__Tasks and exercises__:
a) Answer these questions using the tax provisions excerpt:
(i) What is the maximum overtime deduction for joint returns?
(ii) What will the estate and lifetime gift tax exemption amount be per individual in 2026?
(iii) Who can have a Trump Account?
b) Resume the tax provisions excerpt, picking up right after its last sentence.

--- start Excerpt to read ---

Other notable provisions
No tax on overtime
Prior law: Not applicable.
OBBBA provision: Allows for a maximum deduction qualified overtime income of $12,500 ($25,000 for joint returns). Phasing out deduction for joint filers with adjusted gross income over $300,000 ($150,000 for other filers). Employers are required to separately state the amount of qualified overtime on their employee's Form W-2. This provision is effective for years beginning after Dec. 31, 2024 and ending before Jan. 1, 2029.
Trump Accounts
Under the OBBBA, a new tax-favored account similar to a nondeductible IRA was created for U.S. citizens under age 18. Trump Accounts intend to give families the opportunity to provide their children with a substantial head start on retirement saving.
Extension of increased estate and gift tax exemption amounts and permanent enhancement
Current law: This increased estate and lifetime gift tax exemption amount is set to expire after Dec. 31, 2025.
OBBBA provision: This provision permanently extends the estate and lifetime gift tax exemption, increasing the exemption amount to $15 million per individual in 2026 and indexes the exemption amount for inflation going forward.
Unrelated business taxable income is not increased by an amount of certain fringe benefits expenses.
The House bill that would have increased unrelated business taxable income for tax-exempt organizations by including qualified transportation fringe benefits was not include in the final Act. As a result, these transportation fringe benefits remain exempt from unrelated business income tax.
Name and logo royalites are not treated as unrelated business taxable income.
Income from the sale or licensing by an organization of its name or logo remains exempt from unrelated business taxable income.
Research income remains exempt for unrelated business taxable income regardless of accessibility to the public.

--- end Excerpt to read ---
--- start Data section ---

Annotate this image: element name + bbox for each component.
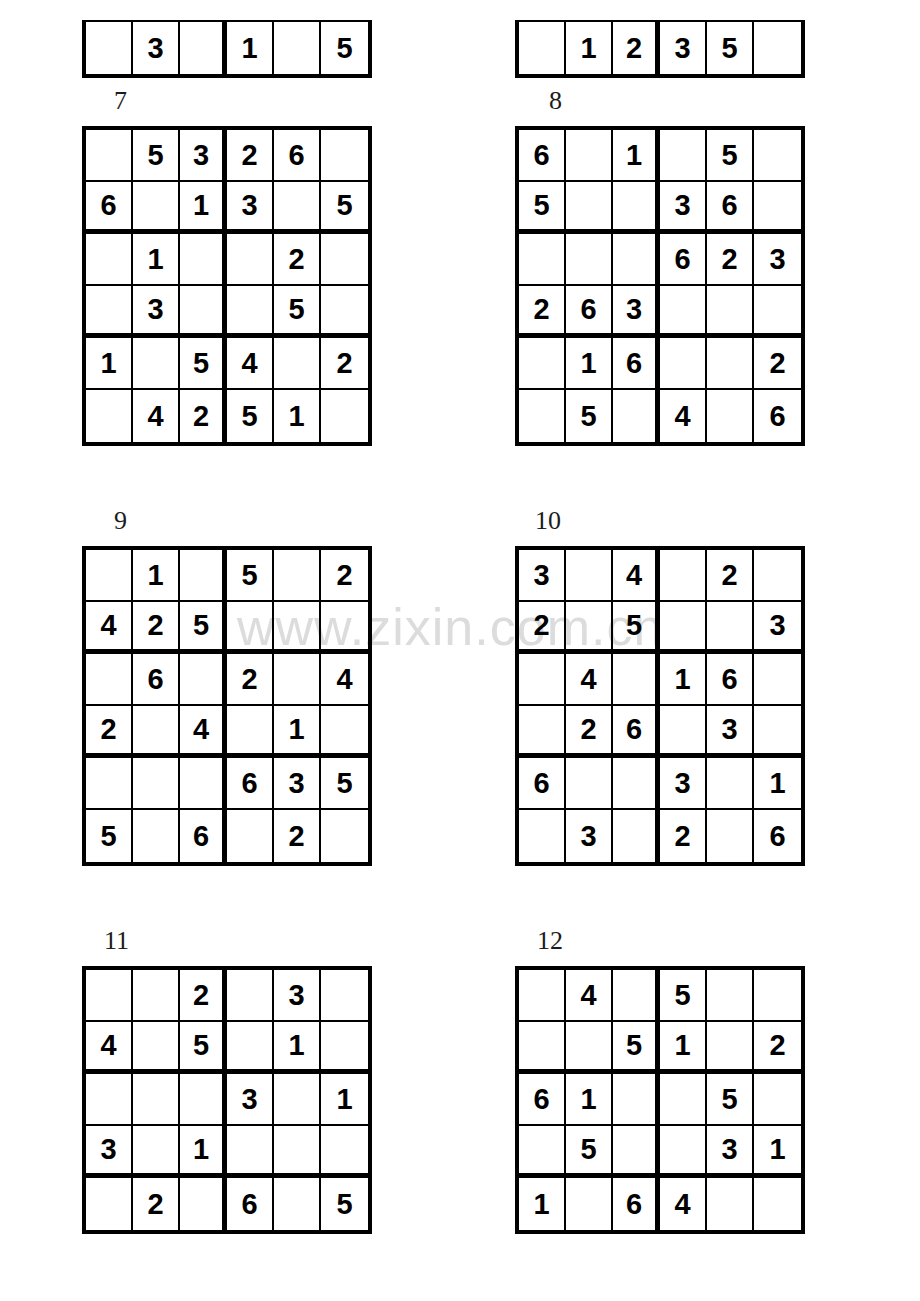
empty-cell[interactable] (519, 706, 566, 758)
empty-cell[interactable] (86, 550, 133, 602)
empty-cell[interactable] (274, 602, 321, 654)
empty-cell[interactable] (133, 758, 180, 810)
empty-cell[interactable] (86, 22, 133, 74)
given-cell: 2 (754, 338, 801, 390)
empty-cell[interactable] (566, 130, 613, 182)
empty-cell[interactable] (566, 1022, 613, 1074)
given-cell: 3 (707, 706, 754, 758)
empty-cell[interactable] (754, 286, 801, 338)
empty-cell[interactable] (133, 970, 180, 1022)
empty-cell[interactable] (227, 970, 274, 1022)
given-cell: 2 (227, 654, 274, 706)
given-cell: 4 (566, 970, 613, 1022)
given-cell: 4 (227, 338, 274, 390)
given-cell: 1 (180, 182, 227, 234)
empty-cell[interactable] (227, 1022, 274, 1074)
empty-cell[interactable] (660, 1074, 707, 1126)
sudoku-grid-8: 615536623263162546 (515, 126, 805, 446)
given-cell: 6 (227, 1178, 274, 1230)
empty-cell[interactable] (660, 706, 707, 758)
given-cell: 1 (566, 22, 613, 74)
empty-cell[interactable] (227, 286, 274, 338)
empty-cell[interactable] (707, 286, 754, 338)
given-cell: 3 (566, 810, 613, 862)
empty-cell[interactable] (227, 706, 274, 758)
given-cell: 3 (227, 182, 274, 234)
puzzle-label-7: 7 (114, 86, 127, 116)
sudoku-grid-12: 45512615531164 (515, 966, 805, 1234)
empty-cell[interactable] (707, 602, 754, 654)
given-cell: 5 (566, 1126, 613, 1178)
given-cell: 3 (707, 1126, 754, 1178)
empty-cell[interactable] (613, 390, 660, 442)
empty-cell[interactable] (613, 970, 660, 1022)
given-cell: 3 (519, 550, 566, 602)
given-cell: 6 (754, 390, 801, 442)
puzzle-label-10: 10 (535, 506, 561, 536)
empty-cell[interactable] (86, 234, 133, 286)
given-cell: 6 (754, 810, 801, 862)
empty-cell[interactable] (133, 810, 180, 862)
given-cell: 5 (613, 602, 660, 654)
given-cell: 5 (227, 390, 274, 442)
given-cell: 1 (660, 1022, 707, 1074)
given-cell: 1 (133, 550, 180, 602)
empty-cell[interactable] (660, 550, 707, 602)
given-cell: 5 (613, 1022, 660, 1074)
empty-cell[interactable] (613, 810, 660, 862)
given-cell: 2 (613, 22, 660, 74)
empty-cell[interactable] (566, 234, 613, 286)
given-cell: 5 (566, 390, 613, 442)
empty-cell[interactable] (321, 602, 368, 654)
given-cell: 3 (660, 22, 707, 74)
empty-cell[interactable] (180, 758, 227, 810)
given-cell: 5 (180, 338, 227, 390)
given-cell: 4 (321, 654, 368, 706)
given-cell: 3 (274, 758, 321, 810)
given-cell: 6 (613, 1178, 660, 1230)
sudoku-grid-fragment-left: 315 (82, 20, 372, 78)
empty-cell[interactable] (321, 390, 368, 442)
given-cell: 5 (707, 22, 754, 74)
empty-cell[interactable] (180, 286, 227, 338)
given-cell: 6 (519, 1074, 566, 1126)
empty-cell[interactable] (321, 286, 368, 338)
given-cell: 6 (86, 182, 133, 234)
given-cell: 4 (660, 1178, 707, 1230)
empty-cell[interactable] (86, 286, 133, 338)
puzzle-label-11: 11 (104, 926, 129, 956)
given-cell: 6 (613, 706, 660, 758)
given-cell: 3 (133, 286, 180, 338)
given-cell: 6 (274, 130, 321, 182)
given-cell: 2 (86, 706, 133, 758)
given-cell: 6 (707, 654, 754, 706)
empty-cell[interactable] (566, 758, 613, 810)
given-cell: 3 (613, 286, 660, 338)
given-cell: 5 (180, 602, 227, 654)
given-cell: 1 (321, 1074, 368, 1126)
given-cell: 4 (86, 602, 133, 654)
empty-cell[interactable] (274, 338, 321, 390)
given-cell: 3 (180, 130, 227, 182)
empty-cell[interactable] (754, 130, 801, 182)
empty-cell[interactable] (274, 550, 321, 602)
empty-cell[interactable] (707, 338, 754, 390)
empty-cell[interactable] (660, 338, 707, 390)
empty-cell[interactable] (519, 654, 566, 706)
given-cell: 3 (227, 1074, 274, 1126)
empty-cell[interactable] (613, 1074, 660, 1126)
empty-cell[interactable] (274, 1074, 321, 1126)
given-cell: 1 (660, 654, 707, 706)
given-cell: 6 (180, 810, 227, 862)
given-cell: 1 (566, 338, 613, 390)
empty-cell[interactable] (660, 130, 707, 182)
empty-cell[interactable] (86, 390, 133, 442)
empty-cell[interactable] (754, 1178, 801, 1230)
empty-cell[interactable] (180, 1178, 227, 1230)
sudoku-grid-11: 234513131265 (82, 966, 372, 1234)
given-cell: 6 (707, 182, 754, 234)
given-cell: 5 (86, 810, 133, 862)
given-cell: 3 (274, 970, 321, 1022)
given-cell: 6 (519, 130, 566, 182)
given-cell: 5 (660, 970, 707, 1022)
empty-cell[interactable] (133, 338, 180, 390)
given-cell: 2 (660, 810, 707, 862)
given-cell: 1 (754, 758, 801, 810)
empty-cell[interactable] (613, 758, 660, 810)
empty-cell[interactable] (613, 1126, 660, 1178)
given-cell: 1 (613, 130, 660, 182)
given-cell: 4 (133, 390, 180, 442)
empty-cell[interactable] (519, 810, 566, 862)
given-cell: 1 (227, 22, 274, 74)
given-cell: 5 (519, 182, 566, 234)
empty-cell[interactable] (754, 22, 801, 74)
given-cell: 6 (133, 654, 180, 706)
given-cell: 2 (707, 550, 754, 602)
puzzle-label-12: 12 (537, 926, 563, 956)
empty-cell[interactable] (321, 234, 368, 286)
given-cell: 2 (519, 286, 566, 338)
empty-cell[interactable] (227, 234, 274, 286)
empty-cell[interactable] (321, 970, 368, 1022)
given-cell: 5 (321, 182, 368, 234)
given-cell: 2 (707, 234, 754, 286)
empty-cell[interactable] (321, 1022, 368, 1074)
empty-cell[interactable] (133, 1074, 180, 1126)
given-cell: 6 (660, 234, 707, 286)
given-cell: 1 (133, 234, 180, 286)
empty-cell[interactable] (707, 1022, 754, 1074)
empty-cell[interactable] (321, 130, 368, 182)
empty-cell[interactable] (519, 22, 566, 74)
given-cell: 6 (613, 338, 660, 390)
empty-cell[interactable] (227, 810, 274, 862)
given-cell: 2 (274, 810, 321, 862)
given-cell: 3 (660, 758, 707, 810)
empty-cell[interactable] (86, 970, 133, 1022)
empty-cell[interactable] (754, 654, 801, 706)
empty-cell[interactable] (566, 1178, 613, 1230)
given-cell: 1 (566, 1074, 613, 1126)
given-cell: 3 (86, 1126, 133, 1178)
empty-cell[interactable] (86, 1074, 133, 1126)
empty-cell[interactable] (133, 182, 180, 234)
empty-cell[interactable] (227, 1126, 274, 1178)
empty-cell[interactable] (660, 1126, 707, 1178)
given-cell: 5 (321, 1178, 368, 1230)
given-cell: 4 (566, 654, 613, 706)
sudoku-grid-9: 152425624241635562 (82, 546, 372, 866)
empty-cell[interactable] (180, 1074, 227, 1126)
given-cell: 5 (321, 758, 368, 810)
empty-cell[interactable] (707, 970, 754, 1022)
empty-cell[interactable] (227, 602, 274, 654)
puzzle-label-8: 8 (549, 86, 562, 116)
given-cell: 2 (180, 390, 227, 442)
empty-cell[interactable] (519, 234, 566, 286)
empty-cell[interactable] (707, 810, 754, 862)
given-cell: 5 (133, 130, 180, 182)
given-cell: 1 (180, 1126, 227, 1178)
empty-cell[interactable] (566, 550, 613, 602)
empty-cell[interactable] (754, 182, 801, 234)
empty-cell[interactable] (180, 234, 227, 286)
given-cell: 5 (274, 286, 321, 338)
given-cell: 3 (754, 602, 801, 654)
empty-cell[interactable] (519, 1126, 566, 1178)
sudoku-grid-10: 342253416263631326 (515, 546, 805, 866)
empty-cell[interactable] (519, 1022, 566, 1074)
empty-cell[interactable] (274, 654, 321, 706)
empty-cell[interactable] (274, 182, 321, 234)
given-cell: 1 (274, 706, 321, 758)
sudoku-grid-fragment-right: 1235 (515, 20, 805, 78)
given-cell: 4 (86, 1022, 133, 1074)
empty-cell[interactable] (86, 130, 133, 182)
empty-cell[interactable] (754, 970, 801, 1022)
empty-cell[interactable] (133, 706, 180, 758)
given-cell: 3 (754, 234, 801, 286)
empty-cell[interactable] (707, 1178, 754, 1230)
given-cell: 5 (707, 130, 754, 182)
empty-cell[interactable] (660, 286, 707, 338)
empty-cell[interactable] (613, 654, 660, 706)
empty-cell[interactable] (660, 602, 707, 654)
puzzle-label-9: 9 (114, 506, 127, 536)
given-cell: 2 (133, 1178, 180, 1230)
given-cell: 3 (133, 22, 180, 74)
empty-cell[interactable] (754, 550, 801, 602)
empty-cell[interactable] (566, 182, 613, 234)
given-cell: 5 (321, 22, 368, 74)
given-cell: 2 (321, 338, 368, 390)
given-cell: 3 (660, 182, 707, 234)
empty-cell[interactable] (321, 810, 368, 862)
empty-cell[interactable] (754, 706, 801, 758)
empty-cell[interactable] (86, 654, 133, 706)
empty-cell[interactable] (707, 758, 754, 810)
empty-cell[interactable] (180, 22, 227, 74)
empty-cell[interactable] (754, 1074, 801, 1126)
given-cell: 6 (519, 758, 566, 810)
given-cell: 1 (86, 338, 133, 390)
empty-cell[interactable] (274, 22, 321, 74)
empty-cell[interactable] (133, 1126, 180, 1178)
empty-cell[interactable] (707, 390, 754, 442)
empty-cell[interactable] (274, 1126, 321, 1178)
given-cell: 1 (274, 1022, 321, 1074)
given-cell: 6 (566, 286, 613, 338)
sudoku-grid-7: 53266135123515424251 (82, 126, 372, 446)
given-cell: 4 (613, 550, 660, 602)
empty-cell[interactable] (274, 1178, 321, 1230)
given-cell: 2 (133, 602, 180, 654)
given-cell: 1 (754, 1126, 801, 1178)
given-cell: 4 (660, 390, 707, 442)
empty-cell[interactable] (613, 234, 660, 286)
empty-cell[interactable] (321, 1126, 368, 1178)
empty-cell[interactable] (519, 390, 566, 442)
given-cell: 5 (180, 1022, 227, 1074)
empty-cell[interactable] (86, 758, 133, 810)
given-cell: 1 (519, 1178, 566, 1230)
given-cell: 1 (274, 390, 321, 442)
empty-cell[interactable] (180, 654, 227, 706)
empty-cell[interactable] (321, 706, 368, 758)
given-cell: 5 (707, 1074, 754, 1126)
given-cell: 2 (321, 550, 368, 602)
given-cell: 2 (227, 130, 274, 182)
empty-cell[interactable] (180, 550, 227, 602)
given-cell: 2 (566, 706, 613, 758)
given-cell: 6 (227, 758, 274, 810)
empty-cell[interactable] (133, 1022, 180, 1074)
given-cell: 5 (227, 550, 274, 602)
empty-cell[interactable] (613, 182, 660, 234)
empty-cell[interactable] (519, 338, 566, 390)
given-cell: 2 (274, 234, 321, 286)
empty-cell[interactable] (86, 1178, 133, 1230)
given-cell: 2 (519, 602, 566, 654)
given-cell: 2 (180, 970, 227, 1022)
given-cell: 2 (754, 1022, 801, 1074)
empty-cell[interactable] (519, 970, 566, 1022)
given-cell: 4 (180, 706, 227, 758)
empty-cell[interactable] (566, 602, 613, 654)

--- end Data section ---

__Expected answers__:
a)
(i) $25,000
(ii) $15 million
(iii) U.S. citizens under age 18

b)
- All income from research performed by a not-for-profit organization whose primary purpose is to carry on research that is freely available to the public, including income from private research, is exempt from unrelated business taxable income
- The House bill would have revised IRC section 512 to increase the unrelated business taxable income of a tax-exempt organization by including the income generated from non-public research whose tax-exempt purpose is to provide publicly available research as unrelated business income
Private foundation's net investment income is not increased.
- Net investment income for private foundations remains subject to an excise tax of 1.39%
- The House bill attempted to update the excise tax framework on net investment income for private foundations by introducing a tiered system that would have resulted in an excise tax ranging from 1.39% to 10%
Baker Tilly can help
The OBBBA has notable changes that may impact your tax-exempt organization and its fundraising. Not-for-profits should consult tax professionals to incorporate the new provisions into daily operations.
Baker Tilly's tax team has analyzed the OBBBA in-depth and understands the impact of the Act on not-for-profits. If you have questions about how these provisions may affect your organization, please contact us for further guidance and support.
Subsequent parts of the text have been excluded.